>> Begin Source excerpt

For details of the different benchmarks, please refer to the SI of the accompanying publication.

Usage

bioemu-benchmarks provides both a Python interface as well as a regular CLI. The CLI is intended to provide quick access to the different benchmark, while the python API provides more flexibility.

Sample format

To run the benchmarks in this repository you will need to prepare samples in .xtc format so that they can be loaded as mdtraj.Trajectory objects. Each .xtc file needs an accompanying .pdb file which defines the topology. When loading samples, for each .xtc file, the code will look for either a .pdb file of the same name or failing that, a topology.pdb file in the same directory. For example, you can store your samples like this

my_samples/
├── foo.pdb
├── foo.xtc
├── bar.pdb
├── bar.xtc
...

or like this (which bioemu will do)

>> End Source excerpt

Problem a:
Retype the bioemu-benchmarks excerpt from "bioemu-benchmarks provides both" up to and including "provides more flexibility.".
The excerpt and the rows come from unrelated sources.

>> Begin Data for processing

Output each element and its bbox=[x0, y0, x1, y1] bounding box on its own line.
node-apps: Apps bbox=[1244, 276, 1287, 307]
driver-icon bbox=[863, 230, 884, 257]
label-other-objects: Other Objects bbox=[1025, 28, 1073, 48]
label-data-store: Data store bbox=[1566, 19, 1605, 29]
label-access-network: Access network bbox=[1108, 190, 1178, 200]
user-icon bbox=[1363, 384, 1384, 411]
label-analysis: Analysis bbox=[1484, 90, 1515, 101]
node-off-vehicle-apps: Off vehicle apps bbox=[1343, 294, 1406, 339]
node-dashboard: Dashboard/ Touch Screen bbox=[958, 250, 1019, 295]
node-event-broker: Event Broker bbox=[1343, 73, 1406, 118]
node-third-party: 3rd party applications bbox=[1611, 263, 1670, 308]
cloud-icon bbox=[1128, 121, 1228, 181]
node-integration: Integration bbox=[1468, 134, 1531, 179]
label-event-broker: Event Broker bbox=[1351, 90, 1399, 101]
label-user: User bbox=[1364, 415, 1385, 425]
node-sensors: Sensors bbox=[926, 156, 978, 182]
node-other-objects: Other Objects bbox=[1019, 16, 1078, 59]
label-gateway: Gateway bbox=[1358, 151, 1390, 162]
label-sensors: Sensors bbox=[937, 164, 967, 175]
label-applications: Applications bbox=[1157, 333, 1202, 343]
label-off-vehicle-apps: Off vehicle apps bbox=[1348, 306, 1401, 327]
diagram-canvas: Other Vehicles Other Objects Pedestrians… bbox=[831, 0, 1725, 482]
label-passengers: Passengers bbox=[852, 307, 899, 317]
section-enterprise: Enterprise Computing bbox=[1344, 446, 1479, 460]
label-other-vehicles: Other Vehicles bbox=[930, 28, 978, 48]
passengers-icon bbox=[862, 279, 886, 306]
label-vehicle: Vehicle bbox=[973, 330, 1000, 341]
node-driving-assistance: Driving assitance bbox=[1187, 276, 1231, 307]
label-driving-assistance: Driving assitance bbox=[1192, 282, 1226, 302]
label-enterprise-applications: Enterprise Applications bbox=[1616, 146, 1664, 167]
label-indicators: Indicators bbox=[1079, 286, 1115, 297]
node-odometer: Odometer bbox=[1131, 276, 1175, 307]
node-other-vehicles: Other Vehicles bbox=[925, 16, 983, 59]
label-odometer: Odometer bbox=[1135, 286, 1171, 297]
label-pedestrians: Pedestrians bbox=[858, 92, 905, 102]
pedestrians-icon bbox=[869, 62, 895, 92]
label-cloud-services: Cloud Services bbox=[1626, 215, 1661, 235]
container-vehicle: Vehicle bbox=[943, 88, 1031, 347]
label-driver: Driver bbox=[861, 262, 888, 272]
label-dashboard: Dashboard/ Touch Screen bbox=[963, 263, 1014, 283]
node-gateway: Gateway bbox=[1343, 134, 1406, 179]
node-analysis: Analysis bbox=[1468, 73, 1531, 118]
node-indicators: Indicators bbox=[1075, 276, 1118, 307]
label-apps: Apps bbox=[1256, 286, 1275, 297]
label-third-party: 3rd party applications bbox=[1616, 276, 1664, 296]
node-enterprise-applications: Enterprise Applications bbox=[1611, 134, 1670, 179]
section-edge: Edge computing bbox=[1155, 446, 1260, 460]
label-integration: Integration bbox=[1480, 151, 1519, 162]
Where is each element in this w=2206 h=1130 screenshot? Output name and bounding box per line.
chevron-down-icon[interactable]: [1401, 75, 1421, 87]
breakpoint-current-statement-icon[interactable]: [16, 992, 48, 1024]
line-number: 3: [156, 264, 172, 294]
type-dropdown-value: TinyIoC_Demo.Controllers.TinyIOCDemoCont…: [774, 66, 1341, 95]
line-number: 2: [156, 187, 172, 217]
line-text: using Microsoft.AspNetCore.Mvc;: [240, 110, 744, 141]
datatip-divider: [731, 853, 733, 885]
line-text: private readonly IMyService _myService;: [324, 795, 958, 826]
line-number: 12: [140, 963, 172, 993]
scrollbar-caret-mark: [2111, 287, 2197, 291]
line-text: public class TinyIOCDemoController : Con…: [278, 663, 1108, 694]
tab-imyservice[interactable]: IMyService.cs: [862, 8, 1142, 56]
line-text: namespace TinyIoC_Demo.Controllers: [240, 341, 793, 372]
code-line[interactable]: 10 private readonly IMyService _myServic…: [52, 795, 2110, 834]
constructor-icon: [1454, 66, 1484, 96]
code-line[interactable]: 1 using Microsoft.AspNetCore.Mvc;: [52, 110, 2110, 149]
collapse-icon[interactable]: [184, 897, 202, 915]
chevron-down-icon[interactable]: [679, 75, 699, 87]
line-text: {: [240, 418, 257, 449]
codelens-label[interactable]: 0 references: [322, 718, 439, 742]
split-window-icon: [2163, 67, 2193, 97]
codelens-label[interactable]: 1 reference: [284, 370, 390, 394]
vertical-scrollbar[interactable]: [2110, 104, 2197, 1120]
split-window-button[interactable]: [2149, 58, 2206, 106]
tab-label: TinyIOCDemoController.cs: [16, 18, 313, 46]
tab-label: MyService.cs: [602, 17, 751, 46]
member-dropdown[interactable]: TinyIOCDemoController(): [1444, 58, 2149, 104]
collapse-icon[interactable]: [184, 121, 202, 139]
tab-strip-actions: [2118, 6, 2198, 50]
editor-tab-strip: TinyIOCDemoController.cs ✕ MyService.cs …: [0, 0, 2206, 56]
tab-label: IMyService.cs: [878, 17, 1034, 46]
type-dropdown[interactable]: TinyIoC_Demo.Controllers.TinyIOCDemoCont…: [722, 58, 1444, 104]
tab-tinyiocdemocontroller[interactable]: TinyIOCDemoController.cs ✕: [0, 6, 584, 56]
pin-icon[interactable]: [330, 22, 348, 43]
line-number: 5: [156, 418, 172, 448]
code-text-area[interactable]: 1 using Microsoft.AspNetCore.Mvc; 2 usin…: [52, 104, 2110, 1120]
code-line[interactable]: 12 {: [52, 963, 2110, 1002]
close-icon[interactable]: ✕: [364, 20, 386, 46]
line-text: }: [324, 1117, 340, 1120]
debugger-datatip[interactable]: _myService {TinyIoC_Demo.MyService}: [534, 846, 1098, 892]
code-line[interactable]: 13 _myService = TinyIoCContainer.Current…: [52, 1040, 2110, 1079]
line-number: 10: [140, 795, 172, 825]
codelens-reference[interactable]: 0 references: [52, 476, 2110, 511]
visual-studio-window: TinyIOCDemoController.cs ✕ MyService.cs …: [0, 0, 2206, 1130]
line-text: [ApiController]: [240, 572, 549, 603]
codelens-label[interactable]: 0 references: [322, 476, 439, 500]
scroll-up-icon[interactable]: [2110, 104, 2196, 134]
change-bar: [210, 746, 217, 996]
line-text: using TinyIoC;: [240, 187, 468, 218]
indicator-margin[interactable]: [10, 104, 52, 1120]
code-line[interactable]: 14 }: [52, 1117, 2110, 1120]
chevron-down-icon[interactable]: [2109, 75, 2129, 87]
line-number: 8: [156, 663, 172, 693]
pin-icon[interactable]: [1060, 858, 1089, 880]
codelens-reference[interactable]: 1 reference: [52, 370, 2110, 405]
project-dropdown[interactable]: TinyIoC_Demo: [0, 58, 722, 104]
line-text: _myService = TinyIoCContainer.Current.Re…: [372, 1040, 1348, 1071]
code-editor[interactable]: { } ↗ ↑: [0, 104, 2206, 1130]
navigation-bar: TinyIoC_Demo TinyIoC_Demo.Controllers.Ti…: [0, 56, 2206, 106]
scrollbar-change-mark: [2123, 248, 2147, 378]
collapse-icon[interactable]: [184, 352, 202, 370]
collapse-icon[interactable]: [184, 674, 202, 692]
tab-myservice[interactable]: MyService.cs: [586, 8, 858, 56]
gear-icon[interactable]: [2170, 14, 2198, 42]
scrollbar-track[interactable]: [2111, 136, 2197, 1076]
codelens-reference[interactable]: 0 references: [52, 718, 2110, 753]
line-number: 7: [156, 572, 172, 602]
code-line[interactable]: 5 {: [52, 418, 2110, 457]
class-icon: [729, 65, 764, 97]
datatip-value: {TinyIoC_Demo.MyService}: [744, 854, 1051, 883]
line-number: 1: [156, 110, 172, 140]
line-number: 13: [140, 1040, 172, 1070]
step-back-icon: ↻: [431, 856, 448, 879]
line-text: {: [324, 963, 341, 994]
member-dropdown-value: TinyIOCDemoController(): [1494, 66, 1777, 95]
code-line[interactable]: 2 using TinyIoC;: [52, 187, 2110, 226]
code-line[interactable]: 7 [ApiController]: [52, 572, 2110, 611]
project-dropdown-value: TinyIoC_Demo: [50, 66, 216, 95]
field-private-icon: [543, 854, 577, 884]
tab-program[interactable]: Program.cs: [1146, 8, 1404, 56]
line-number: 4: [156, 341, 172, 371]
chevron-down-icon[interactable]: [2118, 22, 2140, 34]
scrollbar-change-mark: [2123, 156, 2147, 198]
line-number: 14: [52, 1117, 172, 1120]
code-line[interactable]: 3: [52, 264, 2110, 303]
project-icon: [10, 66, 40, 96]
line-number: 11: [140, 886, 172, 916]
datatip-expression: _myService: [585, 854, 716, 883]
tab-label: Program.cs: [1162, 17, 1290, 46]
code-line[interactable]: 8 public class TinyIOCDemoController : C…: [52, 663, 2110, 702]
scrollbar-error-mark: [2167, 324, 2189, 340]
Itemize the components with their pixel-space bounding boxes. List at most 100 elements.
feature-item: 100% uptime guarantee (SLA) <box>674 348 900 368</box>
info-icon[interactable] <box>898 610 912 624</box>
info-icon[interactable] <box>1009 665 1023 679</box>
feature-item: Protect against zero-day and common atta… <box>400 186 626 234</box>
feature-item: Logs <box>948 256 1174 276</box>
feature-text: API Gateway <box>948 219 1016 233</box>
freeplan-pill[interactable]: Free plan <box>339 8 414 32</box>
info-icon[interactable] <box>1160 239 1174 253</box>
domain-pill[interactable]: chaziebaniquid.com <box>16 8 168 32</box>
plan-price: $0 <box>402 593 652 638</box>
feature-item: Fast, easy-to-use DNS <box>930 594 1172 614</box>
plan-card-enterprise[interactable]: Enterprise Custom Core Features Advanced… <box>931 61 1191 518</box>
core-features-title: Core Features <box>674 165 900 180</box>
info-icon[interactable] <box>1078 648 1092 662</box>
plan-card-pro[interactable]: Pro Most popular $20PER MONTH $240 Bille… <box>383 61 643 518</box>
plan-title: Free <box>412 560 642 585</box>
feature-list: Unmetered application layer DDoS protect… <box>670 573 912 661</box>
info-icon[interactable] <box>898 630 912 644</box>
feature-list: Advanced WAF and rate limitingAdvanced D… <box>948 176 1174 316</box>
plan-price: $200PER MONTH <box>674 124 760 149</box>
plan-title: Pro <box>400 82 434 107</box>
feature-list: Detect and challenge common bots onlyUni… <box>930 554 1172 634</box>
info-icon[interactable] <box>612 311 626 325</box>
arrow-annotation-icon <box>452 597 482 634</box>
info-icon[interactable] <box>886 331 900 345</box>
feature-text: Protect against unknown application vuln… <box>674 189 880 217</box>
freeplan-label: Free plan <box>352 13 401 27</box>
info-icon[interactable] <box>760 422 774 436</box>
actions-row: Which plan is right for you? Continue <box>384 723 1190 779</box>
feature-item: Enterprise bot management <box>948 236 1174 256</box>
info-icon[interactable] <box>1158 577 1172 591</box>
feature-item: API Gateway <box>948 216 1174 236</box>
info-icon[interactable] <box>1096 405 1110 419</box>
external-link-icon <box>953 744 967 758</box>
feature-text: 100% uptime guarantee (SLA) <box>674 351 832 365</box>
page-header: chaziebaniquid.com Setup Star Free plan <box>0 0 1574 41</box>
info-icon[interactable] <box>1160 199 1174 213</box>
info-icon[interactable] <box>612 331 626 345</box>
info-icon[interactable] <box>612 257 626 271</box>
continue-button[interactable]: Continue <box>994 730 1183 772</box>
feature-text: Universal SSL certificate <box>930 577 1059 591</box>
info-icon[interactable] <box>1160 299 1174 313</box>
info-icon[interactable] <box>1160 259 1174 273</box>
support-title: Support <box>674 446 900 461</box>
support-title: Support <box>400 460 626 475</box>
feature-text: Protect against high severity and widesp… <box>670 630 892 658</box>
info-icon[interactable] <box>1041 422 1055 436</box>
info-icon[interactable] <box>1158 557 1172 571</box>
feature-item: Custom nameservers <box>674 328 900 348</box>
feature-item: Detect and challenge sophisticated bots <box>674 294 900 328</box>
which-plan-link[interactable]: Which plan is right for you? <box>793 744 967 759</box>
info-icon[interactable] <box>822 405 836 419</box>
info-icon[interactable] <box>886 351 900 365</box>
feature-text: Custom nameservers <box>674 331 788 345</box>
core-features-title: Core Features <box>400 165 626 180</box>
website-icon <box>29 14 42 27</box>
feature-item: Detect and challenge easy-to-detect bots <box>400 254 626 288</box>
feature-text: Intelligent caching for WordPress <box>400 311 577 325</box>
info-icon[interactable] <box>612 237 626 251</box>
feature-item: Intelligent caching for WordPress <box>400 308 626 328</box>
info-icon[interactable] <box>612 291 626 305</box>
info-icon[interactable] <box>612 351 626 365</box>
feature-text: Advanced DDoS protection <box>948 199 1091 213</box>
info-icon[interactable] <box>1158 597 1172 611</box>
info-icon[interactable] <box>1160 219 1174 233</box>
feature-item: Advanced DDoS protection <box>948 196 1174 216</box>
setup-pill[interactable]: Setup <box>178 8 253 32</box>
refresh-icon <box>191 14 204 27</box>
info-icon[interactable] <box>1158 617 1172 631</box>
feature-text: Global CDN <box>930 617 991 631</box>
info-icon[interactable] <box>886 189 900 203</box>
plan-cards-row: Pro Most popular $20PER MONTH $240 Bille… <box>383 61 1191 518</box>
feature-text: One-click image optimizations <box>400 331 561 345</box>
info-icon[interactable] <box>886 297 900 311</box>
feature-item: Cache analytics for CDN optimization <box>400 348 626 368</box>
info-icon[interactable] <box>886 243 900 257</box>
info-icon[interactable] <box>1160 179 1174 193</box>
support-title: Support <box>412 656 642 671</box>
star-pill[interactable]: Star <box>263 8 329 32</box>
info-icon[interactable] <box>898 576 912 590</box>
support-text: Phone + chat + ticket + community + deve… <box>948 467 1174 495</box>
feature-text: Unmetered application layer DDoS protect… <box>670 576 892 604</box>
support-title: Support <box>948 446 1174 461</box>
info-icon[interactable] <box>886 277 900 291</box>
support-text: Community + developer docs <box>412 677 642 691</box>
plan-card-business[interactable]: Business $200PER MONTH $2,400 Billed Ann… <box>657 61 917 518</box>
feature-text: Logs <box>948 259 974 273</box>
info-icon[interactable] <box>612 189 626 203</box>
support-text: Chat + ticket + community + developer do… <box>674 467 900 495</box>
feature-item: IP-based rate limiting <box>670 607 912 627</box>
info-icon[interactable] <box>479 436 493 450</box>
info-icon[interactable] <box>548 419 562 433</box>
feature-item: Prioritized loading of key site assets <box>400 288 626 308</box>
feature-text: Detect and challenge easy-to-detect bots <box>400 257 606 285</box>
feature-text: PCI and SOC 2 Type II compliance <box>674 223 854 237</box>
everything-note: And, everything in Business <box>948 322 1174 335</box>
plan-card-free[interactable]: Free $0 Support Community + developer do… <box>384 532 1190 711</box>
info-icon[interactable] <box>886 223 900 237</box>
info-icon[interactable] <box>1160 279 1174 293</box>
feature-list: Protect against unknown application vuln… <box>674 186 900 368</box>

>> End Data for processing

Problem b:
Echo the rows from the first one up to and including the line with "cloud-icon bbox=[1128, 121, 1228, 181]".

Written answer a:
bioemu-benchmarks provides both a Python interface as well as a regular CLI. The CLI is intended to provide quick access to the different benchmark, while the python API provides more flexibility.

Written answer b:
Output each element and its bbox=[x0, y0, x1, y1] bounding box on its own line.
node-apps: Apps bbox=[1244, 276, 1287, 307]
driver-icon bbox=[863, 230, 884, 257]
label-other-objects: Other Objects bbox=[1025, 28, 1073, 48]
label-data-store: Data store bbox=[1566, 19, 1605, 29]
label-access-network: Access network bbox=[1108, 190, 1178, 200]
user-icon bbox=[1363, 384, 1384, 411]
label-analysis: Analysis bbox=[1484, 90, 1515, 101]
node-off-vehicle-apps: Off vehicle apps bbox=[1343, 294, 1406, 339]
node-dashboard: Dashboard/ Touch Screen bbox=[958, 250, 1019, 295]
node-event-broker: Event Broker bbox=[1343, 73, 1406, 118]
node-third-party: 3rd party applications bbox=[1611, 263, 1670, 308]
cloud-icon bbox=[1128, 121, 1228, 181]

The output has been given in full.